### [Task to complete]
Drop every picture, then transcribe the remaining data exactly.

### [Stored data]
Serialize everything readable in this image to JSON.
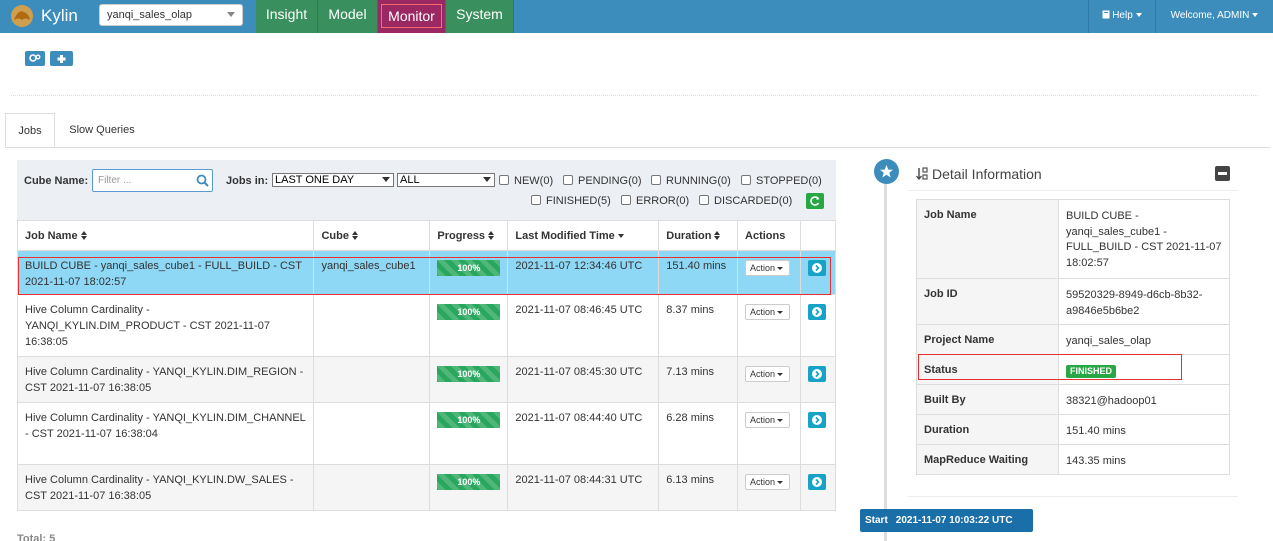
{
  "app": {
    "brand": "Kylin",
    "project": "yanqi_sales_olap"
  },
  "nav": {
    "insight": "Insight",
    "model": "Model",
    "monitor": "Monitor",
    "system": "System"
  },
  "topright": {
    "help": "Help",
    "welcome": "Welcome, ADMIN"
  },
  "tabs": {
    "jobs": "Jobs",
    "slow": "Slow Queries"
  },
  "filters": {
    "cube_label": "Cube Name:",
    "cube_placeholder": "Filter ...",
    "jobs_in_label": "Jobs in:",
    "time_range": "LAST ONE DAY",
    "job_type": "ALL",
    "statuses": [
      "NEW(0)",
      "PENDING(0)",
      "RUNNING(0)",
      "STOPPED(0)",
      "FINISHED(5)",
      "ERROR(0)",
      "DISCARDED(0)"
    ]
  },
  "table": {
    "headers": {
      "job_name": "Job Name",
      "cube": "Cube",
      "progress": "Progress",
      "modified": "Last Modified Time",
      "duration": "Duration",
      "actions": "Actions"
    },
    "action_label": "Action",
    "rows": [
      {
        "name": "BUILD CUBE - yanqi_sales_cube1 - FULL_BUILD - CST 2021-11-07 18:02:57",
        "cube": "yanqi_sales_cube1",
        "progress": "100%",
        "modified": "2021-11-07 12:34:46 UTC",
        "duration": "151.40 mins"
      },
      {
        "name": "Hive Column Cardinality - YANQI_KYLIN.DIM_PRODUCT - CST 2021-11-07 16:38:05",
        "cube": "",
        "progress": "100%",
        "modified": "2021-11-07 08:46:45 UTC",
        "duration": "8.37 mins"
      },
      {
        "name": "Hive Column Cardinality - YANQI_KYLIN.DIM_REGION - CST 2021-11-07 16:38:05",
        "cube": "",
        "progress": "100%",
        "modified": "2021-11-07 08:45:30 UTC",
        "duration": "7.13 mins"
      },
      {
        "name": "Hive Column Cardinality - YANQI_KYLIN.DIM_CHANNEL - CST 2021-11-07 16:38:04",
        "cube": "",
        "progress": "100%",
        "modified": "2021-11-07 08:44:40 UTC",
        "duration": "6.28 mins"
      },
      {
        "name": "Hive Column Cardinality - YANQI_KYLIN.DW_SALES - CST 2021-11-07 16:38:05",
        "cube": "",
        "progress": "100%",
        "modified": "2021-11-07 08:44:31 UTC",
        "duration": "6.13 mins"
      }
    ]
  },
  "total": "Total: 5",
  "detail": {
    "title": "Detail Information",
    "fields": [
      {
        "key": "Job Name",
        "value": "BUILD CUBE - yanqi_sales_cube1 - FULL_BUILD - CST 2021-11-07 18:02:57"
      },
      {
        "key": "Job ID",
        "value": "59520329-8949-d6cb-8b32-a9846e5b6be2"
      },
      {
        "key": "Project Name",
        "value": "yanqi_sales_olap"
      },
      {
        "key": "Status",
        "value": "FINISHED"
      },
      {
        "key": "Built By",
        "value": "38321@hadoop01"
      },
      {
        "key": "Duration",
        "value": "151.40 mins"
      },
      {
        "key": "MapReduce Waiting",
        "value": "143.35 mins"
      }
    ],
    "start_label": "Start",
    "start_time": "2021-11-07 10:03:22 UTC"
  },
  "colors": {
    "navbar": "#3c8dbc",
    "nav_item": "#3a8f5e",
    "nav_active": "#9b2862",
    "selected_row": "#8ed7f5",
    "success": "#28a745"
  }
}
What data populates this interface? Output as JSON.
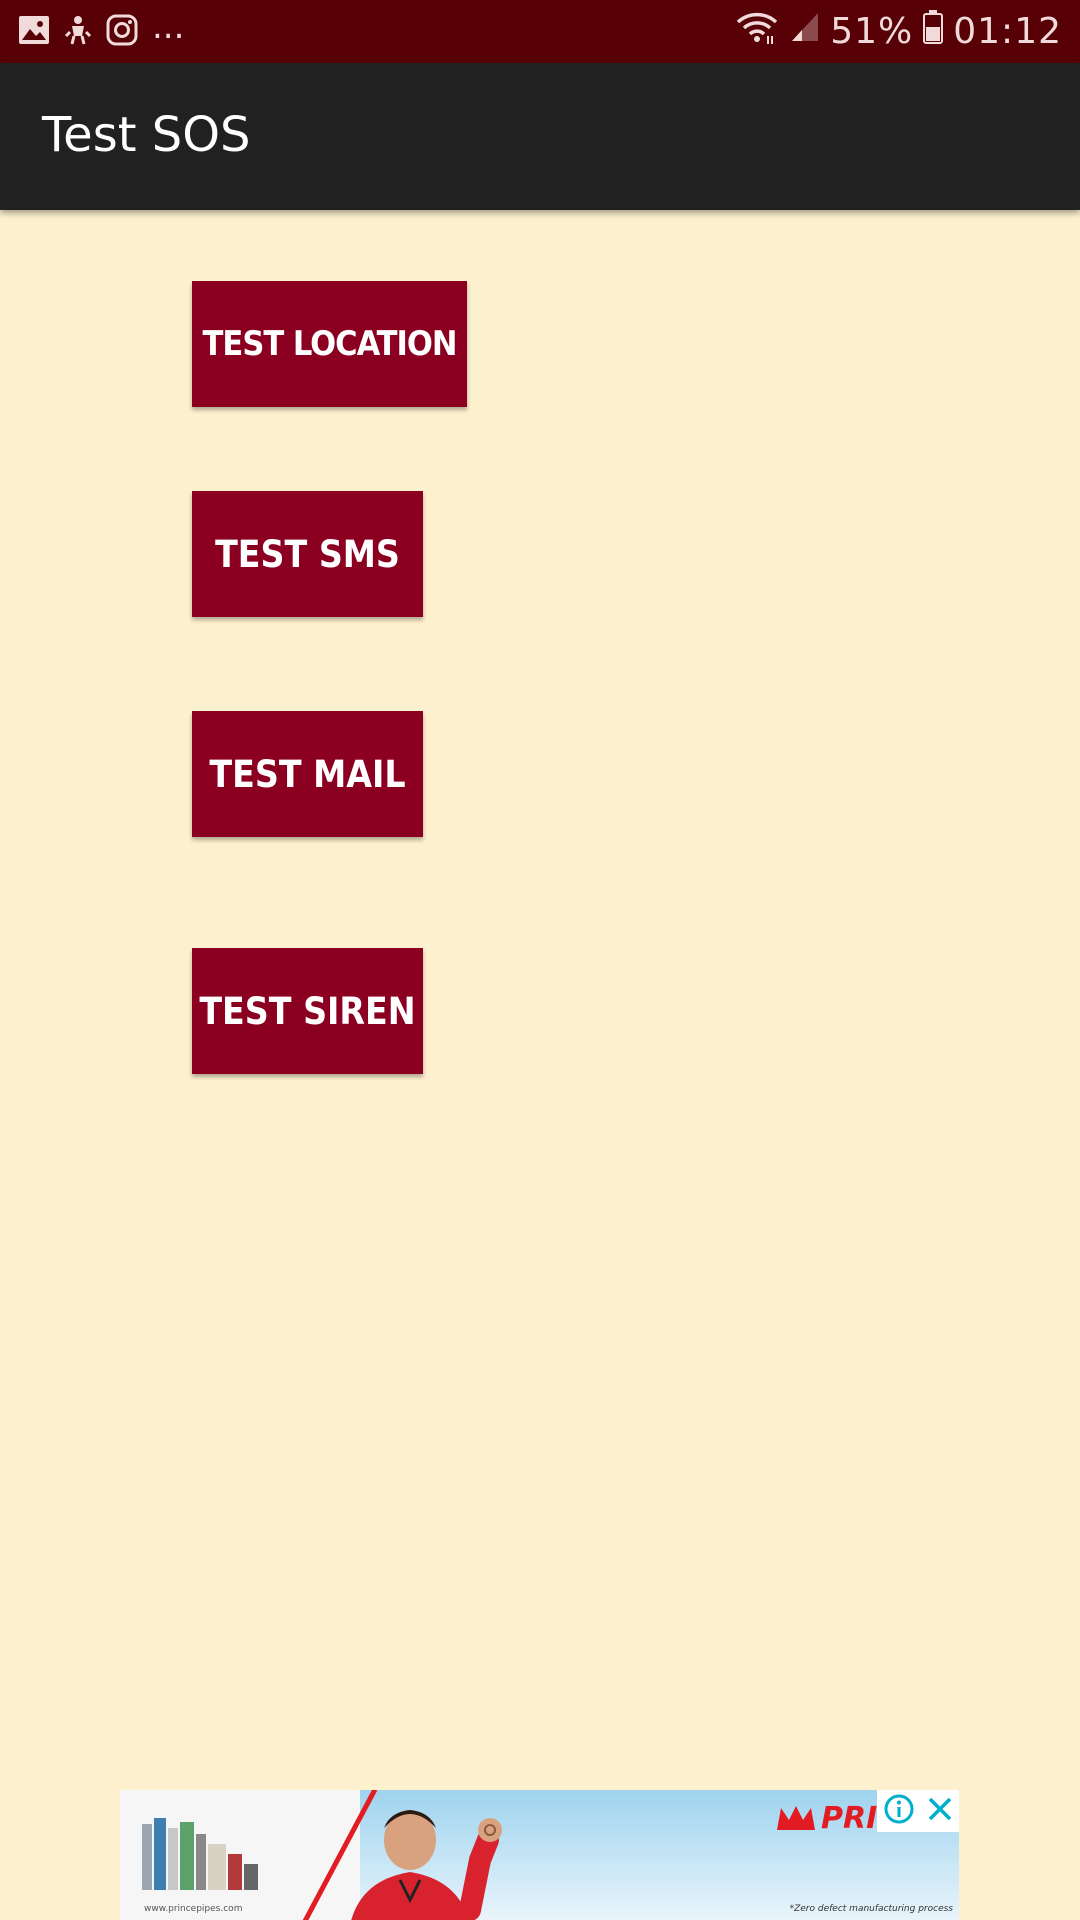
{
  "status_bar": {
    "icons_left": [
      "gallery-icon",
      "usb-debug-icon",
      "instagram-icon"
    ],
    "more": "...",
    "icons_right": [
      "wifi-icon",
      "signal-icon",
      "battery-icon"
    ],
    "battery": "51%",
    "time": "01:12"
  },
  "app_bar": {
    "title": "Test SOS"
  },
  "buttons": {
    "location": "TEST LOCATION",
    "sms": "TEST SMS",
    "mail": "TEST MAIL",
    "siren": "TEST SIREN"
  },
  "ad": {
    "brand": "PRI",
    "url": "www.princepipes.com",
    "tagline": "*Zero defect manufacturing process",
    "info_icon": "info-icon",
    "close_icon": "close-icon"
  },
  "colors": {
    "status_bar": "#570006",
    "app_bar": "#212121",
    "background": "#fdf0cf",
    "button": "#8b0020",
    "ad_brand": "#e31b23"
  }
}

### [Solution to this task]
Serialize everything readable in this image to JSON.
{
  "app": {
    "brand": "Kylin",
    "project": "yanqi_sales_olap"
  },
  "nav": {
    "insight": "Insight",
    "model": "Model",
    "monitor": "Monitor",
    "system": "System"
  },
  "topright": {
    "help": "Help",
    "welcome": "Welcome, ADMIN"
  },
  "tabs": {
    "jobs": "Jobs",
    "slow": "Slow Queries"
  },
  "filters": {
    "cube_label": "Cube Name:",
    "cube_placeholder": "Filter ...",
    "jobs_in_label": "Jobs in:",
    "time_range": "LAST ONE DAY",
    "job_type": "ALL",
    "statuses": [
      "NEW(0)",
      "PENDING(0)",
      "RUNNING(0)",
      "STOPPED(0)",
      "FINISHED(5)",
      "ERROR(0)",
      "DISCARDED(0)"
    ]
  },
  "table": {
    "headers": {
      "job_name": "Job Name",
      "cube": "Cube",
      "progress": "Progress",
      "modified": "Last Modified Time",
      "duration": "Duration",
      "actions": "Actions"
    },
    "action_label": "Action",
    "rows": [
      {
        "name": "BUILD CUBE - yanqi_sales_cube1 - FULL_BUILD - CST 2021-11-07 18:02:57",
        "cube": "yanqi_sales_cube1",
        "progress": "100%",
        "modified": "2021-11-07 12:34:46 UTC",
        "duration": "151.40 mins"
      },
      {
        "name": "Hive Column Cardinality - YANQI_KYLIN.DIM_PRODUCT - CST 2021-11-07 16:38:05",
        "cube": "",
        "progress": "100%",
        "modified": "2021-11-07 08:46:45 UTC",
        "duration": "8.37 mins"
      },
      {
        "name": "Hive Column Cardinality - YANQI_KYLIN.DIM_REGION - CST 2021-11-07 16:38:05",
        "cube": "",
        "progress": "100%",
        "modified": "2021-11-07 08:45:30 UTC",
        "duration": "7.13 mins"
      },
      {
        "name": "Hive Column Cardinality - YANQI_KYLIN.DIM_CHANNEL - CST 2021-11-07 16:38:04",
        "cube": "",
        "progress": "100%",
        "modified": "2021-11-07 08:44:40 UTC",
        "duration": "6.28 mins"
      },
      {
        "name": "Hive Column Cardinality - YANQI_KYLIN.DW_SALES - CST 2021-11-07 16:38:05",
        "cube": "",
        "progress": "100%",
        "modified": "2021-11-07 08:44:31 UTC",
        "duration": "6.13 mins"
      }
    ]
  },
  "total": "Total: 5",
  "detail": {
    "title": "Detail Information",
    "fields": [
      {
        "key": "Job Name",
        "value": "BUILD CUBE - yanqi_sales_cube1 - FULL_BUILD - CST 2021-11-07 18:02:57"
      },
      {
        "key": "Job ID",
        "value": "59520329-8949-d6cb-8b32-a9846e5b6be2"
      },
      {
        "key": "Project Name",
        "value": "yanqi_sales_olap"
      },
      {
        "key": "Status",
        "value": "FINISHED"
      },
      {
        "key": "Built By",
        "value": "38321@hadoop01"
      },
      {
        "key": "Duration",
        "value": "151.40 mins"
      },
      {
        "key": "MapReduce Waiting",
        "value": "143.35 mins"
      }
    ],
    "start_label": "Start",
    "start_time": "2021-11-07 10:03:22 UTC"
  },
  "colors": {
    "navbar": "#3c8dbc",
    "nav_item": "#3a8f5e",
    "nav_active": "#9b2862",
    "selected_row": "#8ed7f5",
    "success": "#28a745"
  }
}
What data populates this interface? Output as JSON.
{
  "status_bar": {
    "icons_left": [
      "gallery-icon",
      "usb-debug-icon",
      "instagram-icon"
    ],
    "more": "...",
    "icons_right": [
      "wifi-icon",
      "signal-icon",
      "battery-icon"
    ],
    "battery": "51%",
    "time": "01:12"
  },
  "app_bar": {
    "title": "Test SOS"
  },
  "buttons": {
    "location": "TEST LOCATION",
    "sms": "TEST SMS",
    "mail": "TEST MAIL",
    "siren": "TEST SIREN"
  },
  "ad": {
    "brand": "PRI",
    "url": "www.princepipes.com",
    "tagline": "*Zero defect manufacturing process",
    "info_icon": "info-icon",
    "close_icon": "close-icon"
  },
  "colors": {
    "status_bar": "#570006",
    "app_bar": "#212121",
    "background": "#fdf0cf",
    "button": "#8b0020",
    "ad_brand": "#e31b23"
  }
}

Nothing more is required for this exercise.